Problem to solve: Filter for the word "charge" and keep each matching line.

---------- Listed entries ----------

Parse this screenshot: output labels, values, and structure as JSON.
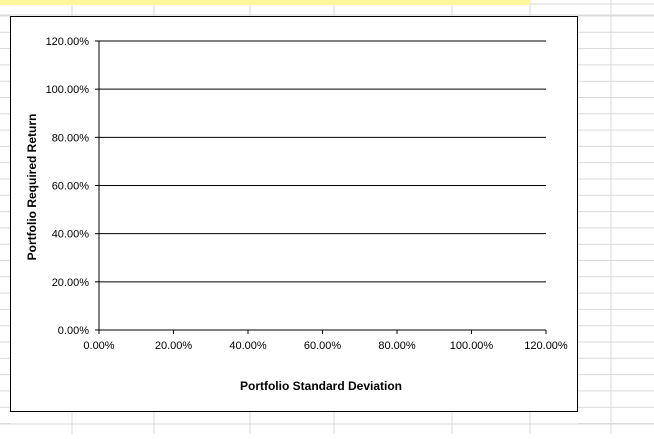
{
  "chart_data": {
    "type": "scatter",
    "title": "",
    "xlabel": "Portfolio  Standard Deviation",
    "ylabel": "Portfolio Required Return",
    "xlim": [
      0,
      1.2
    ],
    "ylim": [
      0,
      1.2
    ],
    "x_ticks": [
      0,
      0.2,
      0.4,
      0.6,
      0.8,
      1.0,
      1.2
    ],
    "y_ticks": [
      0,
      0.2,
      0.4,
      0.6,
      0.8,
      1.0,
      1.2
    ],
    "x_tick_labels": [
      "0.00%",
      "20.00%",
      "40.00%",
      "60.00%",
      "80.00%",
      "100.00%",
      "120.00%"
    ],
    "y_tick_labels": [
      "0.00%",
      "20.00%",
      "40.00%",
      "60.00%",
      "80.00%",
      "100.00%",
      "120.00%"
    ],
    "grid": "horizontal major",
    "legend": "none",
    "series": []
  },
  "colors": {
    "gridline": "#000000",
    "spreadsheet_grid": "#d9d9d9",
    "selection_highlight": "#fff59d"
  }
}
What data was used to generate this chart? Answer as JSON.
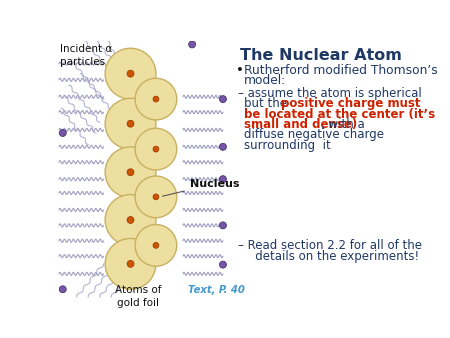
{
  "title": "The Nuclear Atom",
  "title_color": "#1f3864",
  "bg_color": "#ffffff",
  "bullet_text_1": "Rutherford modified Thomson’s",
  "bullet_text_2": "model:",
  "sub1_line1": "– assume the atom is spherical",
  "sub1_line2_a": "   but the ",
  "sub1_line2_b": "positive charge must",
  "sub1_line3": "be located at the center (it’s",
  "sub1_line4": "small and dense)",
  "sub1_line4_b": ", with a",
  "sub1_line5": "diffuse negative charge",
  "sub1_line6": "surrounding  it",
  "sub2_line1": "– Read section 2.2 for all of the",
  "sub2_line2": "   details on the experiments!",
  "red_color": "#cc2200",
  "dark_blue": "#1f3864",
  "black_text": "#222222",
  "atom_fill": "#eddfa0",
  "atom_edge": "#c8b060",
  "nucleus_fill": "#cc5500",
  "nucleus_label": "Nucleus",
  "alpha_fill": "#7755aa",
  "incident_label": "Incident α\nparticles",
  "atoms_label": "Atoms of\ngold foil",
  "text_p40": "Text, P. 40",
  "text_p40_color": "#4499cc",
  "wavy_color": "#9999bb",
  "diag_color": "#aaaacc"
}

----------

Response to the exercise:
  "sub1_line2_b": "positive charge must",
  "sub1_line5": "diffuse negative charge",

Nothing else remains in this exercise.